#### What is being asked:
Print the data exactly as it is given, please.

#### Supplied data:
▬▬▬▬▬▬

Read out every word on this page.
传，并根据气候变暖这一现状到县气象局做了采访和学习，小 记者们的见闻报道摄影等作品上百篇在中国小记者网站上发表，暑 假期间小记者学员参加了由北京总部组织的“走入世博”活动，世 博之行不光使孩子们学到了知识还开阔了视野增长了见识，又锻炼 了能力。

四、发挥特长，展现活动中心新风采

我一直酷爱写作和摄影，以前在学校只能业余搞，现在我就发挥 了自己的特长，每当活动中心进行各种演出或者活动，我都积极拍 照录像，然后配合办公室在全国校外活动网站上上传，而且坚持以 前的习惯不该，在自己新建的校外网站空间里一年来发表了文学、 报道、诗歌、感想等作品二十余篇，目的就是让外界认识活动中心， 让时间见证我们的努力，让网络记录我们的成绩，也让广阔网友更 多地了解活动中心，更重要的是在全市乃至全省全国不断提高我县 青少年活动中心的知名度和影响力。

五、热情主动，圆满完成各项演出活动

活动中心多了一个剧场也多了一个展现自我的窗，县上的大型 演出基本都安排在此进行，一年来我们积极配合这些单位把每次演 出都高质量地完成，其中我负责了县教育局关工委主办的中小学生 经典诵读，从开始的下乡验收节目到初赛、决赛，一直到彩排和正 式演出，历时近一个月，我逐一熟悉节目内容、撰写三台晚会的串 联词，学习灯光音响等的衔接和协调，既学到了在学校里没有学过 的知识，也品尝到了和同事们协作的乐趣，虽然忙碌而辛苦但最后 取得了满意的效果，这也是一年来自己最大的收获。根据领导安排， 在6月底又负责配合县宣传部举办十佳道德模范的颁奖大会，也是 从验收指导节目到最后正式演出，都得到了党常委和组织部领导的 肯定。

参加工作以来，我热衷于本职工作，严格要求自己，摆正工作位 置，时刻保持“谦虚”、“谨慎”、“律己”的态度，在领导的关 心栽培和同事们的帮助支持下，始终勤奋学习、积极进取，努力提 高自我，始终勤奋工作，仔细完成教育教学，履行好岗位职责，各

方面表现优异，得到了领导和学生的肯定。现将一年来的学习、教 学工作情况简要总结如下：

▬▬▬▬▬▬

#### Result below:
Read out every word on this page.
传，并根据气候变暖这一现状到县气象局做了采访和学习，小 记者们的见闻报道摄影等作品上百篇在中国小记者网站上发表，暑 假期间小记者学员参加了由北京总部组织的“走入世博”活动，世 博之行不光使孩子们学到了知识还开阔了视野增长了见识，又锻炼 了能力。

四、发挥特长，展现活动中心新风采

我一直酷爱写作和摄影，以前在学校只能业余搞，现在我就发挥 了自己的特长，每当活动中心进行各种演出或者活动，我都积极拍 照录像，然后配合办公室在全国校外活动网站上上传，而且坚持以 前的习惯不该，在自己新建的校外网站空间里一年来发表了文学、 报道、诗歌、感想等作品二十余篇，目的就是让外界认识活动中心， 让时间见证我们的努力，让网络记录我们的成绩，也让广阔网友更 多地了解活动中心，更重要的是在全市乃至全省全国不断提高我县 青少年活动中心的知名度和影响力。

五、热情主动，圆满完成各项演出活动

活动中心多了一个剧场也多了一个展现自我的窗，县上的大型 演出基本都安排在此进行，一年来我们积极配合这些单位把每次演 出都高质量地完成，其中我负责了县教育局关工委主办的中小学生 经典诵读，从开始的下乡验收节目到初赛、决赛，一直到彩排和正 式演出，历时近一个月，我逐一熟悉节目内容、撰写三台晚会的串 联词，学习灯光音响等的衔接和协调，既学到了在学校里没有学过 的知识，也品尝到了和同事们协作的乐趣，虽然忙碌而辛苦但最后 取得了满意的效果，这也是一年来自己最大的收获。根据领导安排， 在6月底又负责配合县宣传部举办十佳道德模范的颁奖大会，也是 从验收指导节目到最后正式演出，都得到了党常委和组织部领导的 肯定。

参加工作以来，我热衷于本职工作，严格要求自己，摆正工作位 置，时刻保持“谦虚”、“谨慎”、“律己”的态度，在领导的关 心栽培和同事们的帮助支持下，始终勤奋学习、积极进取，努力提 高自我，始终勤奋工作，仔细完成教育教学，履行好岗位职责，各

方面表现优异，得到了领导和学生的肯定。现将一年来的学习、教 学工作情况简要总结如下：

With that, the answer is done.